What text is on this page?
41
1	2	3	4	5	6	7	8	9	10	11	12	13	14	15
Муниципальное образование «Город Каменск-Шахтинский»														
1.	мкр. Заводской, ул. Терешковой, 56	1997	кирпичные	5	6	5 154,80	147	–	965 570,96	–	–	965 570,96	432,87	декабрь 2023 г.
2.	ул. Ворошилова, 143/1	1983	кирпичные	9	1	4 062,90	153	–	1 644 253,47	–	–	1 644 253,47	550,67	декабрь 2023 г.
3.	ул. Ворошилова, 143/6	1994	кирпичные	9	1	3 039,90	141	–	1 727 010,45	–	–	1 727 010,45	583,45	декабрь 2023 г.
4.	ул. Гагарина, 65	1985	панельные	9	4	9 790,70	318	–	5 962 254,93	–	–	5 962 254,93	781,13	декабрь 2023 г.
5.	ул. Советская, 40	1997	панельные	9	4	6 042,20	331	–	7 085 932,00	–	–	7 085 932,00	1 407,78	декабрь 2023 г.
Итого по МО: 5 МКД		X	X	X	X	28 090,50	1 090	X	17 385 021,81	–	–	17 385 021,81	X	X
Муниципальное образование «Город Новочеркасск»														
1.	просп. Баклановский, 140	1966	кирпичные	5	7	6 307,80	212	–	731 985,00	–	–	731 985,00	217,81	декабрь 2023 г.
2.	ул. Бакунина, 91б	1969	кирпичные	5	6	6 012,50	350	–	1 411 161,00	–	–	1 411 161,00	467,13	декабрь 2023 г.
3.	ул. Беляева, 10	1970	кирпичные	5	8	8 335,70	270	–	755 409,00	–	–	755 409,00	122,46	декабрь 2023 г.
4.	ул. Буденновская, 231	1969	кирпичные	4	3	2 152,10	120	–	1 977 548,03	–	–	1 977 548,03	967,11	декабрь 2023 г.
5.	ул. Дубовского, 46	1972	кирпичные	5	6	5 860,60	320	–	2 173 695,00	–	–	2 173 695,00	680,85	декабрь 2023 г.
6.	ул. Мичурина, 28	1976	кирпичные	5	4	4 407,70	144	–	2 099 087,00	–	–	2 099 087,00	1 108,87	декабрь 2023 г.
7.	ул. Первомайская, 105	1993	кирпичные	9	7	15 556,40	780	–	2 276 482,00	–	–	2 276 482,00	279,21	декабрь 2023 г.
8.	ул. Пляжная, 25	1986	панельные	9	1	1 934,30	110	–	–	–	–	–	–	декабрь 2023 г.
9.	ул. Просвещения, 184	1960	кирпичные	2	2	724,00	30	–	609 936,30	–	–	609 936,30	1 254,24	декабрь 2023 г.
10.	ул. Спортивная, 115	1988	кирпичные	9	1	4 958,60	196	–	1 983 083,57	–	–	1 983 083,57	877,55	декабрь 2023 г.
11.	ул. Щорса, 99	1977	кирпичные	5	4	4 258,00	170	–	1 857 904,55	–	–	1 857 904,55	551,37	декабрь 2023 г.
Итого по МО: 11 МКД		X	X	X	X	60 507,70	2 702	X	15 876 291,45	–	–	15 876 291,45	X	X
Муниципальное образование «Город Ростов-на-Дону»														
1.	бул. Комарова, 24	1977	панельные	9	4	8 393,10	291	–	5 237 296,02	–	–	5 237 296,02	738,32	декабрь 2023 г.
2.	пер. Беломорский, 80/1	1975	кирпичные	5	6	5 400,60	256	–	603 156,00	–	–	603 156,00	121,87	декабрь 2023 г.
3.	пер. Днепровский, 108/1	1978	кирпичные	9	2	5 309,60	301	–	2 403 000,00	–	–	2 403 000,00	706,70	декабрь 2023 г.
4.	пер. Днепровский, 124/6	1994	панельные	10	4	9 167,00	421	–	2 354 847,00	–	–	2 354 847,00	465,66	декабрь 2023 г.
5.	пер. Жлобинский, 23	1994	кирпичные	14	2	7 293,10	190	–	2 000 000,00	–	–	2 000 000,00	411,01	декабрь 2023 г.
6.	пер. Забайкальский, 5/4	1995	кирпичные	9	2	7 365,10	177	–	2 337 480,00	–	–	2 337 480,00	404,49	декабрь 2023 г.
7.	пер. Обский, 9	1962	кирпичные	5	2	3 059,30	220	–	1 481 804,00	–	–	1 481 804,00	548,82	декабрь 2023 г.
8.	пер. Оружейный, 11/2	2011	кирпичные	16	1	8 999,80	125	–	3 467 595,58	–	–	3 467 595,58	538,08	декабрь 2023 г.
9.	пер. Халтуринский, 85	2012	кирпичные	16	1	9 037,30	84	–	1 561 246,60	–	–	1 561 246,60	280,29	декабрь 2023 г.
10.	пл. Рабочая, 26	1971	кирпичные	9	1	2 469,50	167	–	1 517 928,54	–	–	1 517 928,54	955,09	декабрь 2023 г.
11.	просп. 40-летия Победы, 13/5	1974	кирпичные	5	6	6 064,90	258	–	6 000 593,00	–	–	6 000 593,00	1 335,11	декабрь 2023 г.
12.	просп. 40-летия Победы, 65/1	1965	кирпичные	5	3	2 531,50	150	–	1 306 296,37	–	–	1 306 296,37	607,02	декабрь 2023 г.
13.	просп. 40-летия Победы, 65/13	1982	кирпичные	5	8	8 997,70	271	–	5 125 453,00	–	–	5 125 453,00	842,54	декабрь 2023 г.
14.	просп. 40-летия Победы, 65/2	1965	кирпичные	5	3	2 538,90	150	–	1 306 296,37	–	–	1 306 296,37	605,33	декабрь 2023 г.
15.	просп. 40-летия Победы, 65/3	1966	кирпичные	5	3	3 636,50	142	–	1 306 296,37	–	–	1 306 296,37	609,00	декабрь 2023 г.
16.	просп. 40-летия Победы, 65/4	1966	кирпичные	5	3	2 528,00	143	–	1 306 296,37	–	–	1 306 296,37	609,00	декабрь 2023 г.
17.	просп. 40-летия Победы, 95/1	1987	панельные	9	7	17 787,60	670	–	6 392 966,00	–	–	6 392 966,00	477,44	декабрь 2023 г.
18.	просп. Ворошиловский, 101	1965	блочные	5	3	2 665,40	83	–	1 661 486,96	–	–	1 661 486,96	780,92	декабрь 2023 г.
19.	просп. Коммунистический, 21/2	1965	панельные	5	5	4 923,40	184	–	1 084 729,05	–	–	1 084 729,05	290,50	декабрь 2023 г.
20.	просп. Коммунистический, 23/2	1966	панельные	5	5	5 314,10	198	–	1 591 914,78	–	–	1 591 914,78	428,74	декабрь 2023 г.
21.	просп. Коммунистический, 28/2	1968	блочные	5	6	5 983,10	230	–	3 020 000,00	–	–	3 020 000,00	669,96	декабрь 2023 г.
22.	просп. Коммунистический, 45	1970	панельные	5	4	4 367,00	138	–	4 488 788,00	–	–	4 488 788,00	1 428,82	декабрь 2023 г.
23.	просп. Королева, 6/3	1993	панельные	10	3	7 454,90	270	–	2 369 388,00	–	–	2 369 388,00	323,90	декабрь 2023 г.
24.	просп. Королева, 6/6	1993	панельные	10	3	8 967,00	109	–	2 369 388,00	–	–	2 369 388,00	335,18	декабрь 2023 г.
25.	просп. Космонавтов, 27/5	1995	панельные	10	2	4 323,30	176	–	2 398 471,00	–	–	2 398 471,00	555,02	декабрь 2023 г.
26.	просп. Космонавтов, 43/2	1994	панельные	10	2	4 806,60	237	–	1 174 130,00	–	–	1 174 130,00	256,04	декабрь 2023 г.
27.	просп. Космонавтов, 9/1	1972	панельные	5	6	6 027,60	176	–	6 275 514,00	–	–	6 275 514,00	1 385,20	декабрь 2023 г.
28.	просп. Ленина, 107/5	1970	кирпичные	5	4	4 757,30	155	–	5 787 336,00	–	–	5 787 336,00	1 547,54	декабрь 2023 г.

## Your instructions
Transcribe all entries exactly as they are given.

## Exercise response
What text is on this page?
41
1	2	3	4	5	6	7	8	9	10	11	12	13	14	15
Муниципальное образование «Город Каменск-Шахтинский»														
1.	мкр. Заводской, ул. Терешковой, 56	1997	кирпичные	5	6	5 154,80	147	–	965 570,96	–	–	965 570,96	432,87	декабрь 2023 г.
2.	ул. Ворошилова, 143/1	1983	кирпичные	9	1	4 062,90	153	–	1 644 253,47	–	–	1 644 253,47	550,67	декабрь 2023 г.
3.	ул. Ворошилова, 143/6	1994	кирпичные	9	1	3 039,90	141	–	1 727 010,45	–	–	1 727 010,45	583,45	декабрь 2023 г.
4.	ул. Гагарина, 65	1985	панельные	9	4	9 790,70	318	–	5 962 254,93	–	–	5 962 254,93	781,13	декабрь 2023 г.
5.	ул. Советская, 40	1997	панельные	9	4	6 042,20	331	–	7 085 932,00	–	–	7 085 932,00	1 407,78	декабрь 2023 г.
Итого по МО: 5 МКД		X	X	X	X	28 090,50	1 090	X	17 385 021,81	–	–	17 385 021,81	X	X
Муниципальное образование «Город Новочеркасск»														
1.	просп. Баклановский, 140	1966	кирпичные	5	7	6 307,80	212	–	731 985,00	–	–	731 985,00	217,81	декабрь 2023 г.
2.	ул. Бакунина, 91б	1969	кирпичные	5	6	6 012,50	350	–	1 411 161,00	–	–	1 411 161,00	467,13	декабрь 2023 г.
3.	ул. Беляева, 10	1970	кирпичные	5	8	8 335,70	270	–	755 409,00	–	–	755 409,00	122,46	декабрь 2023 г.
4.	ул. Буденновская, 231	1969	кирпичные	4	3	2 152,10	120	–	1 977 548,03	–	–	1 977 548,03	967,11	декабрь 2023 г.
5.	ул. Дубовского, 46	1972	кирпичные	5	6	5 860,60	320	–	2 173 695,00	–	–	2 173 695,00	680,85	декабрь 2023 г.
6.	ул. Мичурина, 28	1976	кирпичные	5	4	4 407,70	144	–	2 099 087,00	–	–	2 099 087,00	1 108,87	декабрь 2023 г.
7.	ул. Первомайская, 105	1993	кирпичные	9	7	15 556,40	780	–	2 276 482,00	–	–	2 276 482,00	279,21	декабрь 2023 г.
8.	ул. Пляжная, 25	1986	панельные	9	1	1 934,30	110	–	–	–	–	–	–	декабрь 2023 г.
9.	ул. Просвещения, 184	1960	кирпичные	2	2	724,00	30	–	609 936,30	–	–	609 936,30	1 254,24	декабрь 2023 г.
10.	ул. Спортивная, 115	1988	кирпичные	9	1	4 958,60	196	–	1 983 083,57	–	–	1 983 083,57	877,55	декабрь 2023 г.
11.	ул. Щорса, 99	1977	кирпичные	5	4	4 258,00	170	–	1 857 904,55	–	–	1 857 904,55	551,37	декабрь 2023 г.
Итого по МО: 11 МКД		X	X	X	X	60 507,70	2 702	X	15 876 291,45	–	–	15 876 291,45	X	X
Муниципальное образование «Город Ростов-на-Дону»														
1.	бул. Комарова, 24	1977	панельные	9	4	8 393,10	291	–	5 237 296,02	–	–	5 237 296,02	738,32	декабрь 2023 г.
2.	пер. Беломорский, 80/1	1975	кирпичные	5	6	5 400,60	256	–	603 156,00	–	–	603 156,00	121,87	декабрь 2023 г.
3.	пер. Днепровский, 108/1	1978	кирпичные	9	2	5 309,60	301	–	2 403 000,00	–	–	2 403 000,00	706,70	декабрь 2023 г.
4.	пер. Днепровский, 124/6	1994	панельные	10	4	9 167,00	421	–	2 354 847,00	–	–	2 354 847,00	465,66	декабрь 2023 г.
5.	пер. Жлобинский, 23	1994	кирпичные	14	2	7 293,10	190	–	2 000 000,00	–	–	2 000 000,00	411,01	декабрь 2023 г.
6.	пер. Забайкальский, 5/4	1995	кирпичные	9	2	7 365,10	177	–	2 337 480,00	–	–	2 337 480,00	404,49	декабрь 2023 г.
7.	пер. Обский, 9	1962	кирпичные	5	2	3 059,30	220	–	1 481 804,00	–	–	1 481 804,00	548,82	декабрь 2023 г.
8.	пер. Оружейный, 11/2	2011	кирпичные	16	1	8 999,80	125	–	3 467 595,58	–	–	3 467 595,58	538,08	декабрь 2023 г.
9.	пер. Халтуринский, 85	2012	кирпичные	16	1	9 037,30	84	–	1 561 246,60	–	–	1 561 246,60	280,29	декабрь 2023 г.
10.	пл. Рабочая, 26	1971	кирпичные	9	1	2 469,50	167	–	1 517 928,54	–	–	1 517 928,54	955,09	декабрь 2023 г.
11.	просп. 40-летия Победы, 13/5	1974	кирпичные	5	6	6 064,90	258	–	6 000 593,00	–	–	6 000 593,00	1 335,11	декабрь 2023 г.
12.	просп. 40-летия Победы, 65/1	1965	кирпичные	5	3	2 531,50	150	–	1 306 296,37	–	–	1 306 296,37	607,02	декабрь 2023 г.
13.	просп. 40-летия Победы, 65/13	1982	кирпичные	5	8	8 997,70	271	–	5 125 453,00	–	–	5 125 453,00	842,54	декабрь 2023 г.
14.	просп. 40-летия Победы, 65/2	1965	кирпичные	5	3	2 538,90	150	–	1 306 296,37	–	–	1 306 296,37	605,33	декабрь 2023 г.
15.	просп. 40-летия Победы, 65/3	1966	кирпичные	5	3	3 636,50	142	–	1 306 296,37	–	–	1 306 296,37	609,00	декабрь 2023 г.
16.	просп. 40-летия Победы, 65/4	1966	кирпичные	5	3	2 528,00	143	–	1 306 296,37	–	–	1 306 296,37	609,00	декабрь 2023 г.
17.	просп. 40-летия Победы, 95/1	1987	панельные	9	7	17 787,60	670	–	6 392 966,00	–	–	6 392 966,00	477,44	декабрь 2023 г.
18.	просп. Ворошиловский, 101	1965	блочные	5	3	2 665,40	83	–	1 661 486,96	–	–	1 661 486,96	780,92	декабрь 2023 г.
19.	просп. Коммунистический, 21/2	1965	панельные	5	5	4 923,40	184	–	1 084 729,05	–	–	1 084 729,05	290,50	декабрь 2023 г.
20.	просп. Коммунистический, 23/2	1966	панельные	5	5	5 314,10	198	–	1 591 914,78	–	–	1 591 914,78	428,74	декабрь 2023 г.
21.	просп. Коммунистический, 28/2	1968	блочные	5	6	5 983,10	230	–	3 020 000,00	–	–	3 020 000,00	669,96	декабрь 2023 г.
22.	просп. Коммунистический, 45	1970	панельные	5	4	4 367,00	138	–	4 488 788,00	–	–	4 488 788,00	1 428,82	декабрь 2023 г.
23.	просп. Королева, 6/3	1993	панельные	10	3	7 454,90	270	–	2 369 388,00	–	–	2 369 388,00	323,90	декабрь 2023 г.
24.	просп. Королева, 6/6	1993	панельные	10	3	8 967,00	109	–	2 369 388,00	–	–	2 369 388,00	335,18	декабрь 2023 г.
25.	просп. Космонавтов, 27/5	1995	панельные	10	2	4 323,30	176	–	2 398 471,00	–	–	2 398 471,00	555,02	декабрь 2023 г.
26.	просп. Космонавтов, 43/2	1994	панельные	10	2	4 806,60	237	–	1 174 130,00	–	–	1 174 130,00	256,04	декабрь 2023 г.
27.	просп. Космонавтов, 9/1	1972	панельные	5	6	6 027,60	176	–	6 275 514,00	–	–	6 275 514,00	1 385,20	декабрь 2023 г.
28.	просп. Ленина, 107/5	1970	кирпичные	5	4	4 757,30	155	–	5 787 336,00	–	–	5 787 336,00	1 547,54	декабрь 2023 г.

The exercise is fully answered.